• **Exercise 1**:
In the email thread about disk partitioning, how much space is assigned to /home?

• **Passage to read**:
::::::::

I can't take the guided partitioning route because I use my hard disk drive to dual boot with Microsoft Windows 10.






On Wednesday, July 29, 2020, 5:53:01 AM GMT+8, Andrew Cater <amacater@gmail.com> wrote: 





To be honest, on 256G - when you don't know what you want - I'd be inclined to take the guided partitioning all in one partition layout as a good start. Logs rotate these days, downloads can be deleted. If you know you're going to be running lots of things in one particular partition, that's slightly different - I have 6TB as a dedicated LVM volume under /srv here in one machine because there's a local Linux mirror across my desk, but that's exceptional

On Tue, Jul 28, 2020 at 9:23 PM Dan Ritter <dsr@randomstring.org> wrote:
> gajuph4pre@yahoo.com wrote: 
>> I have manually partitioned my hard disk drive as follows:
>> 
>> /boot is assigned 200MB
>> /root is assigned 10GB
>> /swap is assigned 20GB
>> /home is assigned 35GB
>> /var is assigned 10GB
>> /usr is assigned 5GB
>> /usr-local is assigned 5GB
>> /opt is assigned 5GB
>> /srv is assigned 5GB
>> 
>> In terms of capacity, which of the above partitions are over-provisioned?

::::::::

• **Record list**:
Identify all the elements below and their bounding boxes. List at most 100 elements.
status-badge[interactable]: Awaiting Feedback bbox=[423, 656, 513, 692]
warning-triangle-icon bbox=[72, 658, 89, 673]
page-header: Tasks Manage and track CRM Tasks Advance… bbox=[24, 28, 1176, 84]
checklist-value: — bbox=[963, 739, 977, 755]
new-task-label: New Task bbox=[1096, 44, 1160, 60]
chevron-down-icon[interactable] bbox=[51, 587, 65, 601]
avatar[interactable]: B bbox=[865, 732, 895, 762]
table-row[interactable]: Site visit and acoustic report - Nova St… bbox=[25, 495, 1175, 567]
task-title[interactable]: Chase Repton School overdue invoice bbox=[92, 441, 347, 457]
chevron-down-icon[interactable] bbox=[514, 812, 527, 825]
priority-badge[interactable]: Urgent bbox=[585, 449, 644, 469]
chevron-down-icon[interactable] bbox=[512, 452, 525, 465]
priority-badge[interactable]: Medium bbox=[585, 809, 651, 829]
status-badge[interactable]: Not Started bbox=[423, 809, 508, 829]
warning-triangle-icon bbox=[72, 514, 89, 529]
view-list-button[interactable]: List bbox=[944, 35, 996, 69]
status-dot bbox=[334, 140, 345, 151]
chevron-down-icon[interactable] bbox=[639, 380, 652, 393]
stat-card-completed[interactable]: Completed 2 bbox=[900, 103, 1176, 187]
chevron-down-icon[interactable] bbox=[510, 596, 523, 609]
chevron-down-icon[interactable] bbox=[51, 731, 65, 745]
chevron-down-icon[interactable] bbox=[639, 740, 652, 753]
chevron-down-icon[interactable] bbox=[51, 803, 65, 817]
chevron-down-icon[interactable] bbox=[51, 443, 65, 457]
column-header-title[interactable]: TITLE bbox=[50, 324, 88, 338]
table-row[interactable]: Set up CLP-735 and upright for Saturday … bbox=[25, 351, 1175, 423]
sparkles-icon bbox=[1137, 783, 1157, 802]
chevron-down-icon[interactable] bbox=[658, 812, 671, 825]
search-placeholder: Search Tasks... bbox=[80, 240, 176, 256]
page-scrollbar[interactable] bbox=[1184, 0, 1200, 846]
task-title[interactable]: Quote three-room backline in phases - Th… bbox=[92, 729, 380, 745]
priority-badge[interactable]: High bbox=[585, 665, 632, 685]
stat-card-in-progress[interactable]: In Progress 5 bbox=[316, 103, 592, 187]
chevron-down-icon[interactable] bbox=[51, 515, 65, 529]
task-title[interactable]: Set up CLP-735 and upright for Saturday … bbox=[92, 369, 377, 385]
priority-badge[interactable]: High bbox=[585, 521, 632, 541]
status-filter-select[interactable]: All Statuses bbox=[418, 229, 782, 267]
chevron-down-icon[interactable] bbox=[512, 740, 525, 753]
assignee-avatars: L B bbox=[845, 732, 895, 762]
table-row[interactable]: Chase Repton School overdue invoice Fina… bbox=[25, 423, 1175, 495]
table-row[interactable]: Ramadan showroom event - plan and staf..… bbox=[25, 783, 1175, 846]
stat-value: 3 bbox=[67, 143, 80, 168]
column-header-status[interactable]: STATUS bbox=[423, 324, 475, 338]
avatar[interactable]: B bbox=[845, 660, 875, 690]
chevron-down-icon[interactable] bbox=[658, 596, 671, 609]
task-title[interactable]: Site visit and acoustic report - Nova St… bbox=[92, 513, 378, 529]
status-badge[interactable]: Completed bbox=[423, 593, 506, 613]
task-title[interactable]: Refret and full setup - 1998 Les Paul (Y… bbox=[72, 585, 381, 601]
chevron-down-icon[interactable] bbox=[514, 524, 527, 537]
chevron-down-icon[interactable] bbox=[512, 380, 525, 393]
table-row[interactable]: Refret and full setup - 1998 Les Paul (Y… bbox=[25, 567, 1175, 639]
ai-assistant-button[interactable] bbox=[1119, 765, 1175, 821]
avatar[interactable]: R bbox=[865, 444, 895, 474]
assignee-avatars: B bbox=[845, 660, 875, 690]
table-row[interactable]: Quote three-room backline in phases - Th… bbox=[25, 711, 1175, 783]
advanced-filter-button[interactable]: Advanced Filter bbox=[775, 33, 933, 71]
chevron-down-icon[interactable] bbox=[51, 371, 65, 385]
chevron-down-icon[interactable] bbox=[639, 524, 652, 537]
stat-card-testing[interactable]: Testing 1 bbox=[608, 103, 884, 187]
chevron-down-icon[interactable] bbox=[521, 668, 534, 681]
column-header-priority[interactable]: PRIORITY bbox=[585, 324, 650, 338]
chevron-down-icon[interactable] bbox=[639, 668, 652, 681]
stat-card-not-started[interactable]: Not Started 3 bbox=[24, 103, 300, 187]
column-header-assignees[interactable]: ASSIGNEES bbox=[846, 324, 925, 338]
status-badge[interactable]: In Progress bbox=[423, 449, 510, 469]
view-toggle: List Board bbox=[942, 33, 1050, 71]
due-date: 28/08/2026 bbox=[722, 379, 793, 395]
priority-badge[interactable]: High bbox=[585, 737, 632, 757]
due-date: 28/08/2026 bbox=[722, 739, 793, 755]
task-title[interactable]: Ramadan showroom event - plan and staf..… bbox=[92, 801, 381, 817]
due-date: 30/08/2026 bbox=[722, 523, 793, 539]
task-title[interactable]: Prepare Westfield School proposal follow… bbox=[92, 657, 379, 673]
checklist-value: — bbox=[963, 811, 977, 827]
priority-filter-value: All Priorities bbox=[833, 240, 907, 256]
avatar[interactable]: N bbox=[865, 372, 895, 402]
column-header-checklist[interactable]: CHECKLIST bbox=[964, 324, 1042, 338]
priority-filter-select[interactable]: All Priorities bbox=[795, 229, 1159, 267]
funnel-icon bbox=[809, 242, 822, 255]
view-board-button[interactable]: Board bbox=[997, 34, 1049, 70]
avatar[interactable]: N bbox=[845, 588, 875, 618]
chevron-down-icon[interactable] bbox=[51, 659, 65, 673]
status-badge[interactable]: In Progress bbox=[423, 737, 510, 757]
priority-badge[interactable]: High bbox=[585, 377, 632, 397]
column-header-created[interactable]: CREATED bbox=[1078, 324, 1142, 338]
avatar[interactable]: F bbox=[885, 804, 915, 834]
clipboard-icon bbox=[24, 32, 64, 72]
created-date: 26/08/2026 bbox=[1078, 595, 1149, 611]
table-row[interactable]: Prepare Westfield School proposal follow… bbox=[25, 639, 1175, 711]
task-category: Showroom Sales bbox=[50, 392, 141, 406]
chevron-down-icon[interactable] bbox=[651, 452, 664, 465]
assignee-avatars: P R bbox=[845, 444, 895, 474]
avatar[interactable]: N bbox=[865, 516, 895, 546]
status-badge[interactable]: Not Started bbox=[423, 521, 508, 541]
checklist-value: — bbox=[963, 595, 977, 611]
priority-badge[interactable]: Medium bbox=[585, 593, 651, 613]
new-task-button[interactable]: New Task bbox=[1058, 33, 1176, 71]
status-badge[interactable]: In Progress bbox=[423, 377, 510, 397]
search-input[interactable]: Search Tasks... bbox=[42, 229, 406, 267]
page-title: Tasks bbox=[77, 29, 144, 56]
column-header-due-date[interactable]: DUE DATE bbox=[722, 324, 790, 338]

::::::::

• **Exercise 2**:
Copy out the entries from their first line through the line containing "chevron-down-icon[interactable] bbox=[51, 587, 65, 601]", keeping every line the same.

• **Correct response 1**:
35GB

• **Correct response 2**:
Identify all the elements below and their bounding boxes. List at most 100 elements.
status-badge[interactable]: Awaiting Feedback bbox=[423, 656, 513, 692]
warning-triangle-icon bbox=[72, 658, 89, 673]
page-header: Tasks Manage and track CRM Tasks Advance… bbox=[24, 28, 1176, 84]
checklist-value: — bbox=[963, 739, 977, 755]
new-task-label: New Task bbox=[1096, 44, 1160, 60]
chevron-down-icon[interactable] bbox=[51, 587, 65, 601]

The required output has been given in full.